## Stored data
------------

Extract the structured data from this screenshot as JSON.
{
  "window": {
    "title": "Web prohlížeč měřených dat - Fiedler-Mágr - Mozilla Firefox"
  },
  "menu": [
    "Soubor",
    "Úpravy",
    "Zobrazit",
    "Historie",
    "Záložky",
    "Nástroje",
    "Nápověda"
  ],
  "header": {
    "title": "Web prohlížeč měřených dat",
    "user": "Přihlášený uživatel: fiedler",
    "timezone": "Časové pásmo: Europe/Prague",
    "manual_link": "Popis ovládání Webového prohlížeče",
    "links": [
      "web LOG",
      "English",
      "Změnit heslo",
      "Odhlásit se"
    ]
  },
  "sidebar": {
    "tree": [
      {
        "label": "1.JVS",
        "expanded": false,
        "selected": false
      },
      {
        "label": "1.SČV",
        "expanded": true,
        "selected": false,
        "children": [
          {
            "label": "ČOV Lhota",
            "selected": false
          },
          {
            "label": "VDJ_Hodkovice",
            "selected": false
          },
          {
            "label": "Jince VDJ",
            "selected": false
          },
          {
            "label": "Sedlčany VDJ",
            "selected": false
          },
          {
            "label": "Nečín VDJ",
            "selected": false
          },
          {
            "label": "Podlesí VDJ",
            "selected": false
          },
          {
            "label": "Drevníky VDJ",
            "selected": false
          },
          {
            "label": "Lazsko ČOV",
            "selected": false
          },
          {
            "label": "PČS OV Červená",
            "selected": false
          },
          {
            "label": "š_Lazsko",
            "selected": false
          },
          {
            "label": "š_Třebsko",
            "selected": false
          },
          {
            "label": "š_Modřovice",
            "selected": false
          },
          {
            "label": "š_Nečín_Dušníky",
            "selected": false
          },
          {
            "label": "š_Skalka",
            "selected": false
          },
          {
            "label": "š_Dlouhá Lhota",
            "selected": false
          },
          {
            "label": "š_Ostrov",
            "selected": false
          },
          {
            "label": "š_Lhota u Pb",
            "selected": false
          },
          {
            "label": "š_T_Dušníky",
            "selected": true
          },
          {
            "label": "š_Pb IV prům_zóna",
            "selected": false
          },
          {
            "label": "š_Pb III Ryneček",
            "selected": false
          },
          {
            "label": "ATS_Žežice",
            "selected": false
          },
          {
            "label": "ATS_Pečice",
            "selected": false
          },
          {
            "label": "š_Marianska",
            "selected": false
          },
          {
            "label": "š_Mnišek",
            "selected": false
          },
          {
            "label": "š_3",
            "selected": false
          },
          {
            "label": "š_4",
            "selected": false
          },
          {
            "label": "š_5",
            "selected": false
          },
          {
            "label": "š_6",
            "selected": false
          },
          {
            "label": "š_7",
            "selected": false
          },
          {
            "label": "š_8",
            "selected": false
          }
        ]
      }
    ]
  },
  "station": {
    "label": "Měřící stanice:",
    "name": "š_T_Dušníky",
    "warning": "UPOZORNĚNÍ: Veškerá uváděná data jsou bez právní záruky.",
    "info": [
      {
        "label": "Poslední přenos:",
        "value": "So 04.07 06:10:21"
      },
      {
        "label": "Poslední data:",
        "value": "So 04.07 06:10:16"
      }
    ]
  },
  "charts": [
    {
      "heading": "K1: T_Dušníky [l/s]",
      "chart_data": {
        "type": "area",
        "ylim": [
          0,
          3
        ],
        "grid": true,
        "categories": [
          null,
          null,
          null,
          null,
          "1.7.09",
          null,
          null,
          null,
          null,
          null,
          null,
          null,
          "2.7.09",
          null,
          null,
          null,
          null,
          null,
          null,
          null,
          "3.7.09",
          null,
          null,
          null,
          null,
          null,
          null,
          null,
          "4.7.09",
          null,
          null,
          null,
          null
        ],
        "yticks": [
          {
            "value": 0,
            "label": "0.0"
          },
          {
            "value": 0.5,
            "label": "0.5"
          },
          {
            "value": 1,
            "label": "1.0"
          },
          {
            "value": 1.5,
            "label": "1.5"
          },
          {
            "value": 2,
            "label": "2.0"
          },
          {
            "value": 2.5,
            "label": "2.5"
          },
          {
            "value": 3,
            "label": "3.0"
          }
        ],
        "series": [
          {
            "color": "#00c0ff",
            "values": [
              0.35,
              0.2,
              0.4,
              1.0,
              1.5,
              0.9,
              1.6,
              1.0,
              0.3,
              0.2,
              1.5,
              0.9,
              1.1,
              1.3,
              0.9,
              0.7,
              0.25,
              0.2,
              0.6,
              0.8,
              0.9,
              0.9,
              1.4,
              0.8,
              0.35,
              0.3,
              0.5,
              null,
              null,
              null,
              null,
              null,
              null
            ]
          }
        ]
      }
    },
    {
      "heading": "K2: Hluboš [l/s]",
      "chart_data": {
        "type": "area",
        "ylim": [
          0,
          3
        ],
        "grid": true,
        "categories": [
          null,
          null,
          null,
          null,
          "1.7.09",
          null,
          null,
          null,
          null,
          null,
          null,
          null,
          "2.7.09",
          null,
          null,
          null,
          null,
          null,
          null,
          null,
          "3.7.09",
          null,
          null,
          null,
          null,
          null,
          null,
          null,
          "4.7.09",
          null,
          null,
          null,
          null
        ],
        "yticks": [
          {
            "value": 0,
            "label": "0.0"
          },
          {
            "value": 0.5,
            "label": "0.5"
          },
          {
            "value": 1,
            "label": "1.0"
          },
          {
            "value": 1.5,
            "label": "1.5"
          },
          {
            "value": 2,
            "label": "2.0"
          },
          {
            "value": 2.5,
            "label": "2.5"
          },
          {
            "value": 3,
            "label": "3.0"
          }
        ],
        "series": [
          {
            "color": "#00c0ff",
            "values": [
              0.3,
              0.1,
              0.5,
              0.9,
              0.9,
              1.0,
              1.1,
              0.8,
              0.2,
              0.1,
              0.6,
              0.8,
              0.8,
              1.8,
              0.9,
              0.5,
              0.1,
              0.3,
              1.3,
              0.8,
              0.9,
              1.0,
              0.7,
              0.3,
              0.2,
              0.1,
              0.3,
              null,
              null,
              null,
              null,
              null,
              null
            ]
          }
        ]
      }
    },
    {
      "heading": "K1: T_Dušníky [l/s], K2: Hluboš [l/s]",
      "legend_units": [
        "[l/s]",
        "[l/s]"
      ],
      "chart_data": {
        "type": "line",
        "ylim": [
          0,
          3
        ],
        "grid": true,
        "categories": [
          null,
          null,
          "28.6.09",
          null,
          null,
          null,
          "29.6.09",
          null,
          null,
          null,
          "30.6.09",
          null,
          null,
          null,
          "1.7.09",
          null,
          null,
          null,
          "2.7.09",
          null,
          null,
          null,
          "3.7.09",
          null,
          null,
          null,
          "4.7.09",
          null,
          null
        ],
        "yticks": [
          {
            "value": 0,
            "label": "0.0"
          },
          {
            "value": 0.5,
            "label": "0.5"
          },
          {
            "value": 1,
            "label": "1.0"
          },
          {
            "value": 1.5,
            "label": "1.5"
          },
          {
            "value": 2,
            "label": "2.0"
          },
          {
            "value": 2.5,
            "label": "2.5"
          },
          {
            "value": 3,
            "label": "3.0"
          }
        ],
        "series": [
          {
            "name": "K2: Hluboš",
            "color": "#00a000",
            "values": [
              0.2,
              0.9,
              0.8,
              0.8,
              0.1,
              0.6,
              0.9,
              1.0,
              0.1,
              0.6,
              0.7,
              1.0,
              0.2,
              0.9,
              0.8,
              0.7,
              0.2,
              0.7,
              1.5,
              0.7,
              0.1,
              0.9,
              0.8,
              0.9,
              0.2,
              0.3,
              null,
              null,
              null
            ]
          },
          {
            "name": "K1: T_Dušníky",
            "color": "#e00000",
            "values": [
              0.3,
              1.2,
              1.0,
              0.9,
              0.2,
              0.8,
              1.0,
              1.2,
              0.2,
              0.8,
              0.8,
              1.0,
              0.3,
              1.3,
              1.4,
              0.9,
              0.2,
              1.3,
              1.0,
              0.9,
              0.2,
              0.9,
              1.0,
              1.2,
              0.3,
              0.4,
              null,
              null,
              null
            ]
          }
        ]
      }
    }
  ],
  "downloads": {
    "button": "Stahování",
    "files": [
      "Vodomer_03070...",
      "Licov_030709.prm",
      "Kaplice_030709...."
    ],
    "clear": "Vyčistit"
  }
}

------------

## WORK TO BE COMPLETED
Pull out all lines of the data with the string "title".

## REPLY TO THE EXERCISE
    "title": "Web prohlížeč měřených dat - Fiedler-Mágr - Mozilla Firefox"
    "title": "Web prohlížeč měřených dat",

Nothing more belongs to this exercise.